* [Aplica lo leído]
a - Enumera todas las personas que el texto sobre la foto de Messi con Lamine Yamal identifica por nombre y apellido.
b - Reproduce textualmente el fragmento del texto sobre la foto de Messi con Lamine Yamal que va desde "La familia de" hasta "madre del bebé.", este último incluido.

* [Texto mostrado]
++++++++++++++++++++
A veces el fútbol escribe historias que parecen sacadas de una película. Hace 19 años, un joven Lionel Messi, que apenas comenzaba a consolidarse en el primer equipo del FC Barcelona, sostuvo en sus brazos y ayudó a bañar a un bebé de apenas cinco meses durante una campaña benéfica organizada por UNICEF y la Fundación FC Barcelona. Ese niño era Lamine Yamal, quien este domingo será su rival cuando Argentina y España disputen la final del Mundial de 2026.
La imagen, que volvió a hacerse viral en las últimas horas, fue compartida inicialmente por Mounir Nasraoui, padre del futbolista español, y posteriormente su autenticidad fue confirmada por Joan Monfort, fotógrafo que captó la escena durante la sesión realizada en el Camp Nou. Lo que en 2007 fue una fotografía más para un calendario solidario, hoy es considerada una de las imágenes más simbólicas en la historia reciente del fútbol.
Un sorteo de UNICEF cambió la historia
La fotografía nació como parte de un calendario benéfico impulsado por el diario Sport, la Fundación FC Barcelona y UNICEF. Las familias participaban mediante un sorteo y los ganadores podían fotografiar a sus hijos junto a jugadores del Barcelona.
La familia de Lamine Yamal, que entonces vivía en el barrio Rocafonda de Mataró, fue una de las seleccionadas. Por pura casualidad, el futbolista asignado para aquella sesión fue Lionel Messi, quien tenía apenas 20 años. Durante la producción, el argentino aparece sosteniendo al pequeño y ayudando a bañarlo en una tina de plástico junto a la madre del bebé.
++++++++++++++++++++
* [Información proporcionada]
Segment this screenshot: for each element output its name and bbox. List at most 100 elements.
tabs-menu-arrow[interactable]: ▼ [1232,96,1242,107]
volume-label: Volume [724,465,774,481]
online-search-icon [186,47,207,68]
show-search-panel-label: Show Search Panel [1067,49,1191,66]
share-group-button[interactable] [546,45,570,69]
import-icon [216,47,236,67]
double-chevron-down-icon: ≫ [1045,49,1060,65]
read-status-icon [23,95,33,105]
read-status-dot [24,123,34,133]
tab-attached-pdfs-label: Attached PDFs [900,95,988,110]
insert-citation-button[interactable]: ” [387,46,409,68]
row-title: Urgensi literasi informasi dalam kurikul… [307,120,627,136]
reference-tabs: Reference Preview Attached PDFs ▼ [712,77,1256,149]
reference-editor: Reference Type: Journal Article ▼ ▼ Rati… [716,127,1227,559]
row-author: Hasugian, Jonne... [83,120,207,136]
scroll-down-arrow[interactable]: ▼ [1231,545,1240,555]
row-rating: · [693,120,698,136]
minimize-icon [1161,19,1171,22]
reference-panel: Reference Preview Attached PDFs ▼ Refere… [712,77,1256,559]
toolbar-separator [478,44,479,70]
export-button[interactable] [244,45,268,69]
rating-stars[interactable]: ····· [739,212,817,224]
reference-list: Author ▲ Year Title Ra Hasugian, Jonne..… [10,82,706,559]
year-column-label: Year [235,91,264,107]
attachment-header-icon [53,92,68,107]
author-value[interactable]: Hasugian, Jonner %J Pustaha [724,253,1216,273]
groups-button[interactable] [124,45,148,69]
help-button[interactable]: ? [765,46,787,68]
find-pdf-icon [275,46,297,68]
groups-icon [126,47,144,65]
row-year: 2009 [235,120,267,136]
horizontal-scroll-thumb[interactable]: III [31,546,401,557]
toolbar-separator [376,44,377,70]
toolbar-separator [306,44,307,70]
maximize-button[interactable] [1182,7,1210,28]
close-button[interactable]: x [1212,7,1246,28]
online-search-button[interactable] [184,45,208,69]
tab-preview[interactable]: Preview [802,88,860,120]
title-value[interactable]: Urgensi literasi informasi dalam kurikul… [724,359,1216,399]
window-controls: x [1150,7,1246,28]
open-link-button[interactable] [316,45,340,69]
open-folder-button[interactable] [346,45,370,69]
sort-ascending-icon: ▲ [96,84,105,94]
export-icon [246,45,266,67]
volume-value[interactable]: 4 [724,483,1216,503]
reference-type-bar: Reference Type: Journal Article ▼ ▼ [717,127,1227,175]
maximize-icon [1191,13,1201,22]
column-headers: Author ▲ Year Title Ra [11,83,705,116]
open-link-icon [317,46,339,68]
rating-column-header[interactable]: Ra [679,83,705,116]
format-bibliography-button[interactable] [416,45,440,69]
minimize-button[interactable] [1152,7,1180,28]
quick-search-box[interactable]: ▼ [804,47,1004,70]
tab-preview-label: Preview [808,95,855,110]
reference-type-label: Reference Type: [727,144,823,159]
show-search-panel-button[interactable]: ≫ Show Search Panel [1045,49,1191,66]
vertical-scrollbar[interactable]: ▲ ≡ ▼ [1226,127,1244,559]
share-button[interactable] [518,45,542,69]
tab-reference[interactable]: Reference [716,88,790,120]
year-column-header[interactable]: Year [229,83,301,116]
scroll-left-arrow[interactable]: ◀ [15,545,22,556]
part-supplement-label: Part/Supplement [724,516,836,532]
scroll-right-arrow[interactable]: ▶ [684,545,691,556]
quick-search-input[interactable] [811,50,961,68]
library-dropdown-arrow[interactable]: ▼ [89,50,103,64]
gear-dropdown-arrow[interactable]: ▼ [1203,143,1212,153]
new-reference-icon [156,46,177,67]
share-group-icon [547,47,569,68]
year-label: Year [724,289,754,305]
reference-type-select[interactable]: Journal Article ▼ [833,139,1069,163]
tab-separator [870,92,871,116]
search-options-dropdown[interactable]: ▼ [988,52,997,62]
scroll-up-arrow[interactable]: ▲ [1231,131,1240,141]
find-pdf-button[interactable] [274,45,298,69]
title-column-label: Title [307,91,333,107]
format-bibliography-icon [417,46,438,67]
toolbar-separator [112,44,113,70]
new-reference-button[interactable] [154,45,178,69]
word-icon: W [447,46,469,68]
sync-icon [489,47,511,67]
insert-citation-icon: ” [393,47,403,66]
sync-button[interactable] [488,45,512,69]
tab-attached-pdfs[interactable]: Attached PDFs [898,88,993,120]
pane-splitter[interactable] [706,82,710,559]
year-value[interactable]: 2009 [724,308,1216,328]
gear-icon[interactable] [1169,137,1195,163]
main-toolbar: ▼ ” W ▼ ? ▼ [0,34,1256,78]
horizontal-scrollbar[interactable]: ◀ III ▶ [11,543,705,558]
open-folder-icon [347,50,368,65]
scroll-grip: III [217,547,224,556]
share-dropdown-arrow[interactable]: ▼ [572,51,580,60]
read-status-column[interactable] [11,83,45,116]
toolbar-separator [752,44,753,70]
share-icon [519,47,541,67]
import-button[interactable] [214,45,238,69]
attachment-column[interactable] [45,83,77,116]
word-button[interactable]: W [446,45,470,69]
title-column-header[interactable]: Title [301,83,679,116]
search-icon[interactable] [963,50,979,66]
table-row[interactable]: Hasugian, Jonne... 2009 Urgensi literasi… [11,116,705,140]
++++++++++++++++++++
* [Resultados esperados]
a -
- Lionel Messi
- Lamine Yamal
- Mounir Nasraoui
- Joan Monfort

b -
La familia de Lamine Yamal, que entonces vivía en el barrio Rocafonda de Mataró, fue una de las seleccionadas. Por pura casualidad, el futbolista asignado para aquella sesión fue Lionel Messi, quien tenía apenas 20 años. Durante la producción, el argentino aparece sosteniendo al pequeño y ayudando a bañarlo en una tina de plástico junto a la madre del bebé.